Identify the lines bearing the string "from" and gather them.

Lines of data:
========
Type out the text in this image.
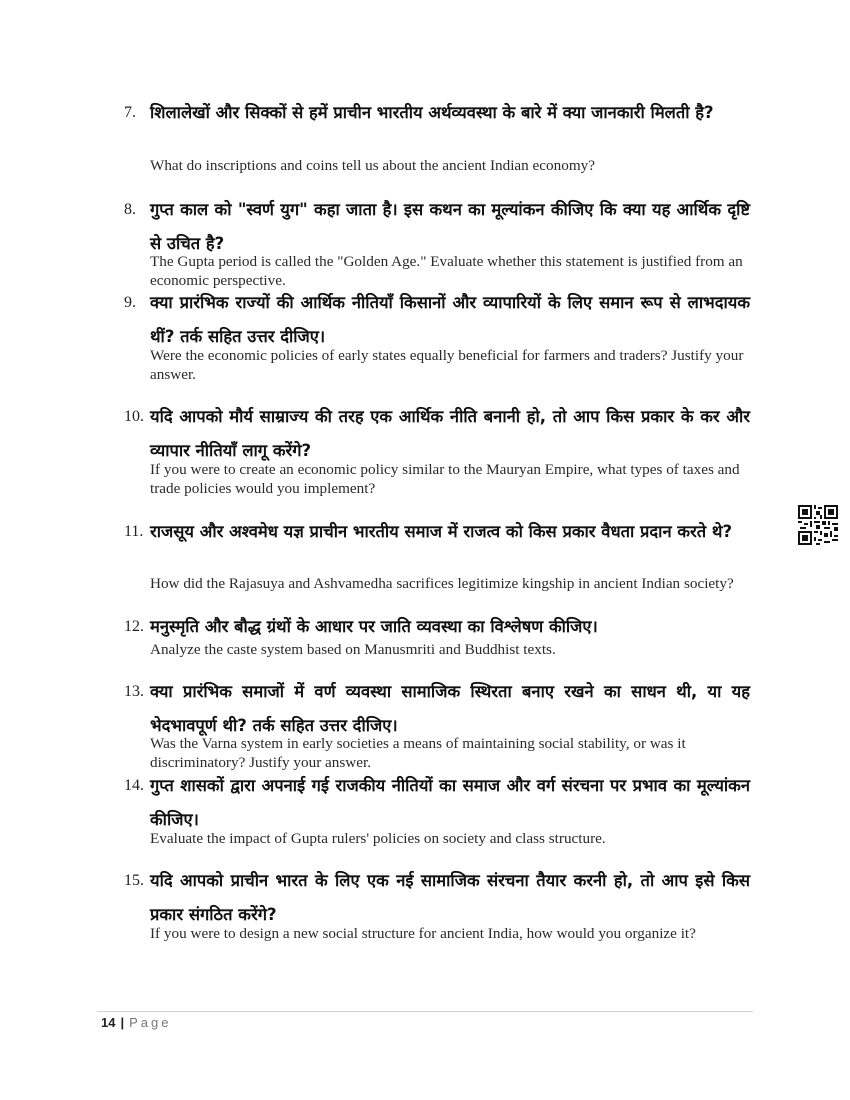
7. शिलालेखों और सिक्कों से हमें प्राचीन भारतीय अर्थव्यवस्था के बारे में क्या जानकारी मिलती है?
What do inscriptions and coins tell us about the ancient Indian economy?
8. गुप्त काल को "स्वर्ण युग" कहा जाता है। इस कथन का मूल्यांकन कीजिए कि क्या यह आर्थिक दृष्टि से उचित है?
The Gupta period is called the "Golden Age." Evaluate whether this statement is justified from an economic perspective.
9. क्या प्रारंभिक राज्यों की आर्थिक नीतियाँ किसानों और व्यापारियों के लिए समान रूप से लाभदायक थीं? तर्क सहित उत्तर दीजिए।
Were the economic policies of early states equally beneficial for farmers and traders? Justify your answer.
10. यदि आपको मौर्य साम्राज्य की तरह एक आर्थिक नीति बनानी हो, तो आप किस प्रकार के कर और व्यापार नीतियाँ लागू करेंगे?
If you were to create an economic policy similar to the Mauryan Empire, what types of taxes and trade policies would you implement?
11. राजसूय और अश्वमेध यज्ञ प्राचीन भारतीय समाज में राजत्व को किस प्रकार वैधता प्रदान करते थे?
How did the Rajasuya and Ashvamedha sacrifices legitimize kingship in ancient Indian society?
12. मनुस्मृति और बौद्ध ग्रंथों के आधार पर जाति व्यवस्था का विश्लेषण कीजिए।
Analyze the caste system based on Manusmriti and Buddhist texts.
13. क्या प्रारंभिक समाजों में वर्ण व्यवस्था सामाजिक स्थिरता बनाए रखने का साधन थी, या यह भेदभावपूर्ण थी? तर्क सहित उत्तर दीजिए।
Was the Varna system in early societies a means of maintaining social stability, or was it discriminatory? Justify your answer.
14. गुप्त शासकों द्वारा अपनाई गई राजकीय नीतियों का समाज और वर्ग संरचना पर प्रभाव का मूल्यांकन कीजिए।
Evaluate the impact of Gupta rulers' policies on society and class structure.
15. यदि आपको प्राचीन भारत के लिए एक नई सामाजिक संरचना तैयार करनी हो, तो आप इसे किस प्रकार संगठित करेंगे?
If you were to design a new social structure for ancient India, how would you organize it?
14 | Page
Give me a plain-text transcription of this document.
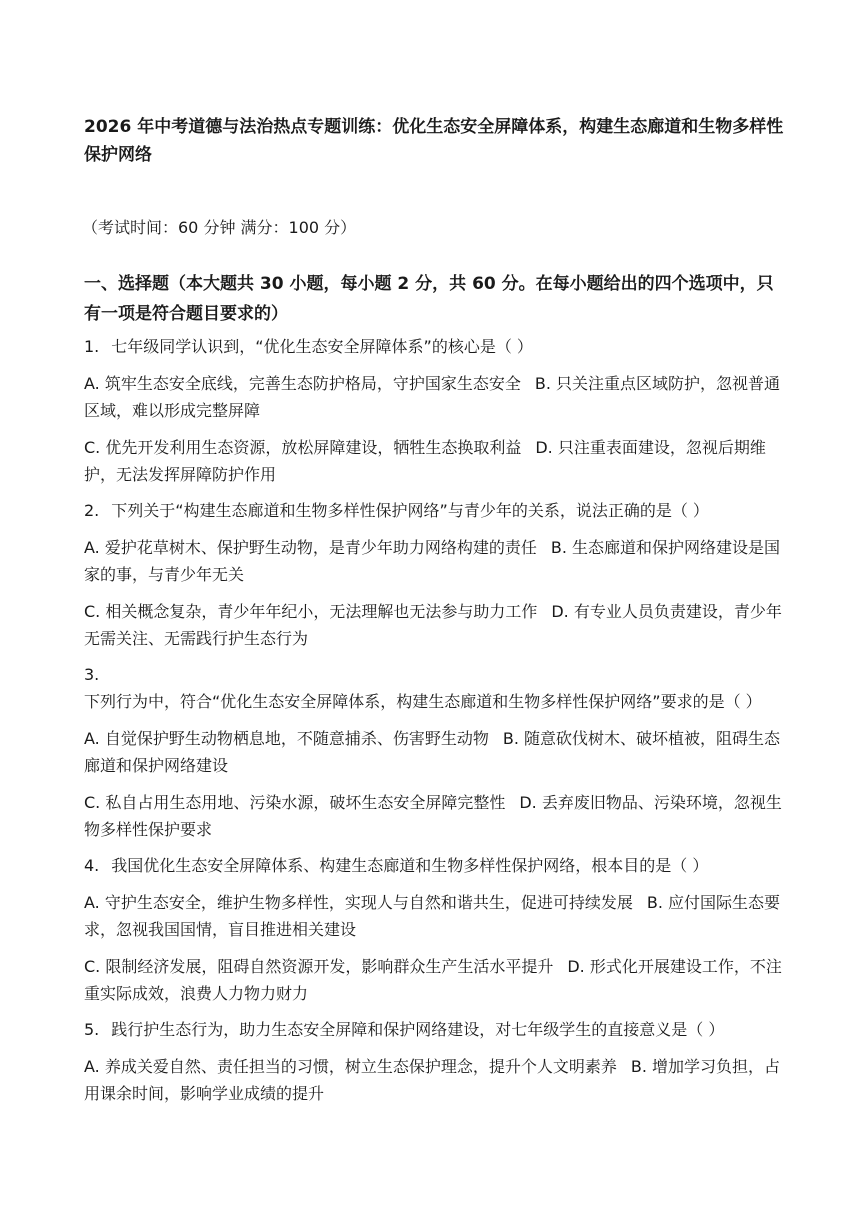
2026 年中考道德与法治热点专题训练：优化生态安全屏障体系，构建生态廊道和生物多样性保护网络

（考试时间：60 分钟 满分：100 分）

一、选择题（本大题共 30 小题，每小题 2 分，共 60 分。在每小题给出的四个选项中，只有一项是符合题目要求的）

1. 七年级同学认识到，“优化生态安全屏障体系”的核心是（ ）

A. 筑牢生态安全底线，完善生态防护格局，守护国家生态安全 B. 只关注重点区域防护，忽视普通区域，难以形成完整屏障

C. 优先开发利用生态资源，放松屏障建设，牺牲生态换取利益 D. 只注重表面建设，忽视后期维护，无法发挥屏障防护作用

2. 下列关于“构建生态廊道和生物多样性保护网络”与青少年的关系，说法正确的是（ ）

A. 爱护花草树木、保护野生动物，是青少年助力网络构建的责任 B. 生态廊道和保护网络建设是国家的事，与青少年无关

C. 相关概念复杂，青少年年纪小，无法理解也无法参与助力工作 D. 有专业人员负责建设，青少年无需关注、无需践行护生态行为

3.下列行为中，符合“优化生态安全屏障体系，构建生态廊道和生物多样性保护网络”要求的是（ ）

A. 自觉保护野生动物栖息地，不随意捕杀、伤害野生动物 B. 随意砍伐树木、破坏植被，阻碍生态廊道和保护网络建设

C. 私自占用生态用地、污染水源，破坏生态安全屏障完整性 D. 丢弃废旧物品、污染环境，忽视生物多样性保护要求

4. 我国优化生态安全屏障体系、构建生态廊道和生物多样性保护网络，根本目的是（ ）

A. 守护生态安全，维护生物多样性，实现人与自然和谐共生，促进可持续发展 B. 应付国际生态要求，忽视我国国情，盲目推进相关建设

C. 限制经济发展，阻碍自然资源开发，影响群众生产生活水平提升 D. 形式化开展建设工作，不注重实际成效，浪费人力物力财力

5. 践行护生态行为，助力生态安全屏障和保护网络建设，对七年级学生的直接意义是（ ）

A. 养成关爱自然、责任担当的习惯，树立生态保护理念，提升个人文明素养 B. 增加学习负担，占用课余时间，影响学业成绩的提升
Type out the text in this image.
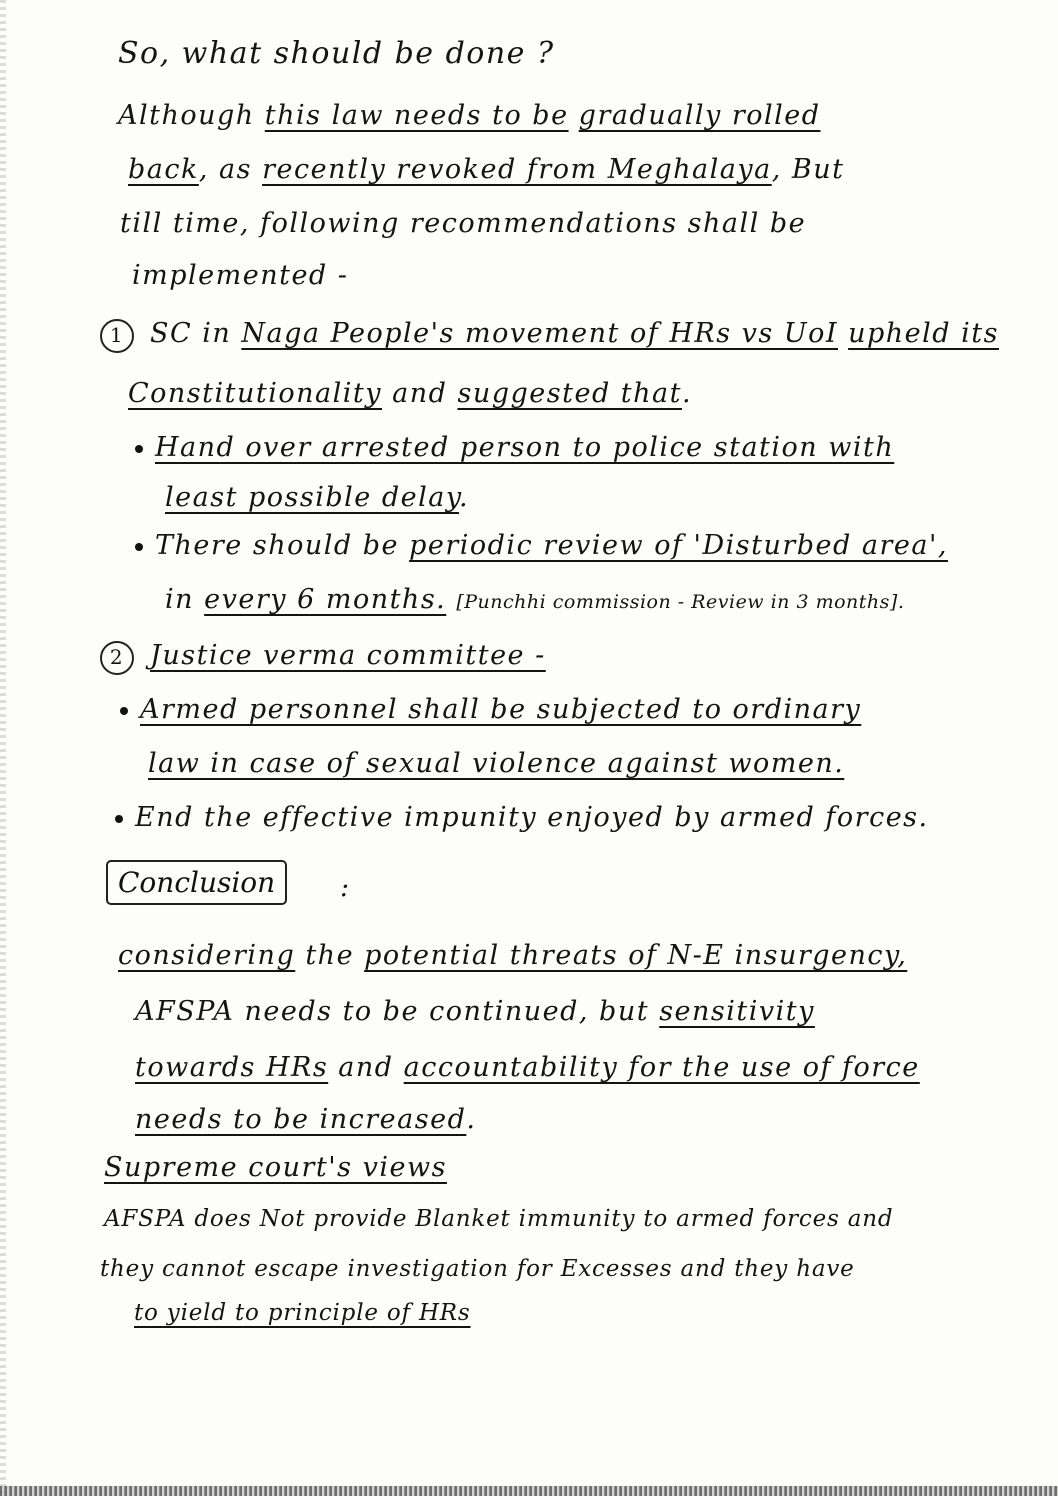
So, what should be done ?
Although this law needs to be gradually rolled
back, as recently revoked from Meghalaya, But
till time, following recommendations shall be
implemented -
1 SC in Naga People's movement of HRs vs UoI upheld its
Constitutionality and suggested that.
Hand over arrested person to police station with
least possible delay.
There should be periodic review of 'Disturbed area',
in every 6 months. [Punchhi commission - Review in 3 months].
2 Justice verma committee -
Armed personnel shall be subjected to ordinary
law in case of sexual violence against women.
End the effective impunity enjoyed by armed forces.
Conclusion	:
considering the potential threats of N-E insurgency,
AFSPA needs to be continued, but sensitivity
towards HRs and accountability for the use of force
needs to be increased.
Supreme court's views
AFSPA does Not provide Blanket immunity to armed forces and
they cannot escape investigation for Excesses and they have
to yield to principle of HRs
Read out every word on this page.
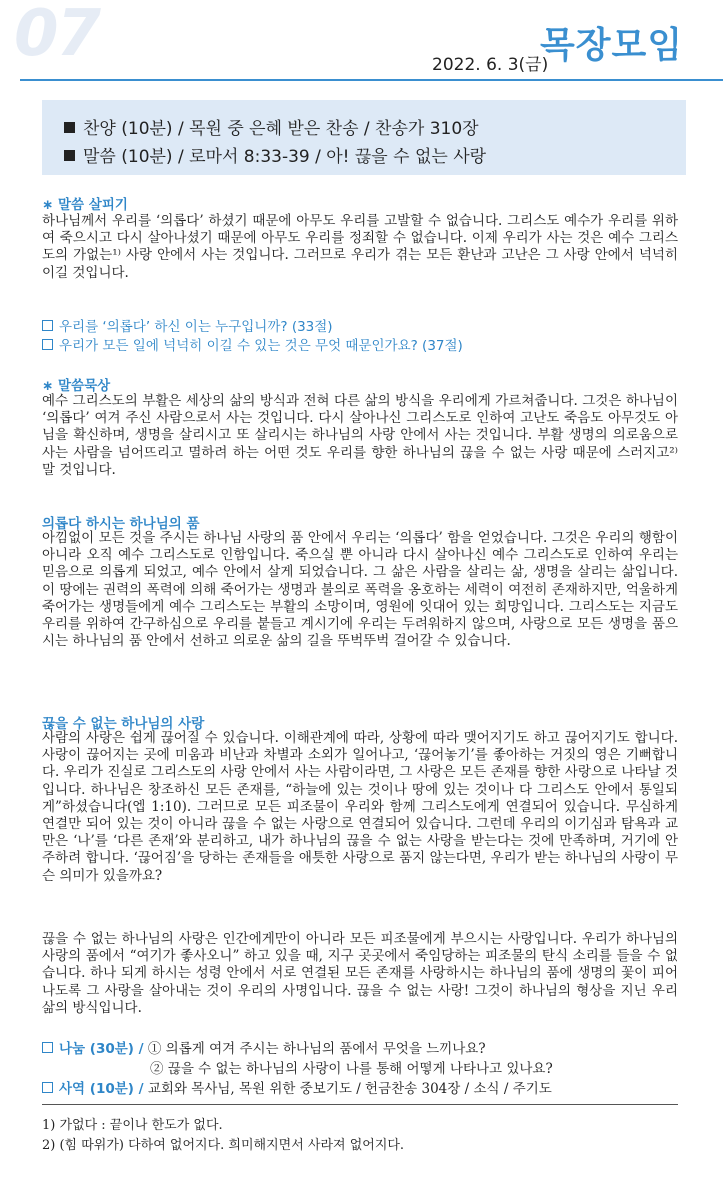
07	2022. 6. 3(금)
목장모임
찬양 (10분) / 목원 중 은혜 받은 찬송 / 찬송가 310장
말씀 (10분) / 로마서 8:33-39 / 아! 끊을 수 없는 사랑
∗ 말씀 살피기
하나님께서 우리를 ‘의롭다’ 하셨기 때문에 아무도 우리를 고발할 수 없습니다. 그리스도 예수가 우리를 위하여 죽으시고 다시 살아나셨기 때문에 아무도 우리를 정죄할 수 없습니다. 이제 우리가 사는 것은 예수 그리스도의 가없는¹⁾ 사랑 안에서 사는 것입니다. 그러므로 우리가 겪는 모든 환난과 고난은 그 사랑 안에서 넉넉히 이길 것입니다.
우리를 ‘의롭다’ 하신 이는 누구입니까? (33절)
우리가 모든 일에 넉넉히 이길 수 있는 것은 무엇 때문인가요? (37절)
∗ 말씀묵상
예수 그리스도의 부활은 세상의 삶의 방식과 전혀 다른 삶의 방식을 우리에게 가르쳐줍니다. 그것은 하나님이 ‘의롭다’ 여겨 주신 사람으로서 사는 것입니다. 다시 살아나신 그리스도로 인하여 고난도 죽음도 아무것도 아님을 확신하며, 생명을 살리시고 또 살리시는 하나님의 사랑 안에서 사는 것입니다. 부활 생명의 의로움으로 사는 사람을 넘어뜨리고 멸하려 하는 어떤 것도 우리를 향한 하나님의 끊을 수 없는 사랑 때문에 스러지고²⁾ 말 것입니다.
의롭다 하시는 하나님의 품
아낌없이 모든 것을 주시는 하나님 사랑의 품 안에서 우리는 ‘의롭다’ 함을 얻었습니다. 그것은 우리의 행함이 아니라 오직 예수 그리스도로 인함입니다. 죽으실 뿐 아니라 다시 살아나신 예수 그리스도로 인하여 우리는 믿음으로 의롭게 되었고, 예수 안에서 살게 되었습니다. 그 삶은 사람을 살리는 삶, 생명을 살리는 삶입니다. 이 땅에는 권력의 폭력에 의해 죽어가는 생명과 불의로 폭력을 옹호하는 세력이 여전히 존재하지만, 억울하게 죽어가는 생명들에게 예수 그리스도는 부활의 소망이며, 영원에 잇대어 있는 희망입니다. 그리스도는 지금도 우리를 위하여 간구하심으로 우리를 붙들고 계시기에 우리는 두려워하지 않으며, 사랑으로 모든 생명을 품으시는 하나님의 품 안에서 선하고 의로운 삶의 길을 뚜벅뚜벅 걸어갈 수 있습니다.
끊을 수 없는 하나님의 사랑
사람의 사랑은 쉽게 끊어질 수 있습니다. 이해관계에 따라, 상황에 따라 맺어지기도 하고 끊어지기도 합니다. 사랑이 끊어지는 곳에 미움과 비난과 차별과 소외가 일어나고, ‘끊어놓기’를 좋아하는 거짓의 영은 기뻐합니다. 우리가 진실로 그리스도의 사랑 안에서 사는 사람이라면, 그 사랑은 모든 존재를 향한 사랑으로 나타날 것입니다. 하나님은 창조하신 모든 존재를, “하늘에 있는 것이나 땅에 있는 것이나 다 그리스도 안에서 통일되게”하셨습니다(엡 1:10). 그러므로 모든 피조물이 우리와 함께 그리스도에게 연결되어 있습니다. 무심하게 연결만 되어 있는 것이 아니라 끊을 수 없는 사랑으로 연결되어 있습니다. 그런데 우리의 이기심과 탐욕과 교만은 ‘나’를 ‘다른 존재’와 분리하고, 내가 하나님의 끊을 수 없는 사랑을 받는다는 것에 만족하며, 거기에 안주하려 합니다. ‘끊어짐’을 당하는 존재들을 애틋한 사랑으로 품지 않는다면, 우리가 받는 하나님의 사랑이 무슨 의미가 있을까요?
끊을 수 없는 하나님의 사랑은 인간에게만이 아니라 모든 피조물에게 부으시는 사랑입니다. 우리가 하나님의 사랑의 품에서 “여기가 좋사오니” 하고 있을 때, 지구 곳곳에서 죽임당하는 피조물의 탄식 소리를 들을 수 없습니다. 하나 되게 하시는 성령 안에서 서로 연결된 모든 존재를 사랑하시는 하나님의 품에 생명의 꽃이 피어나도록 그 사랑을 살아내는 것이 우리의 사명입니다. 끊을 수 없는 사랑! 그것이 하나님의 형상을 지닌 우리 삶의 방식입니다.
나눔 (30분) / ① 의롭게 여겨 주시는 하나님의 품에서 무엇을 느끼나요?
② 끊을 수 없는 하나님의 사랑이 나를 통해 어떻게 나타나고 있나요?
사역 (10분) / 교회와 목사님, 목원 위한 중보기도 / 헌금찬송 304장 / 소식 / 주기도
1) 가없다 : 끝이나 한도가 없다.
2) (힘 따위가) 다하여 없어지다. 희미해지면서 사라져 없어지다.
========
(Task solution)
The Gupta period is called the "Golden Age." Evaluate whether this statement is justified from an economic perspective.
back, as recently revoked from Meghalaya, But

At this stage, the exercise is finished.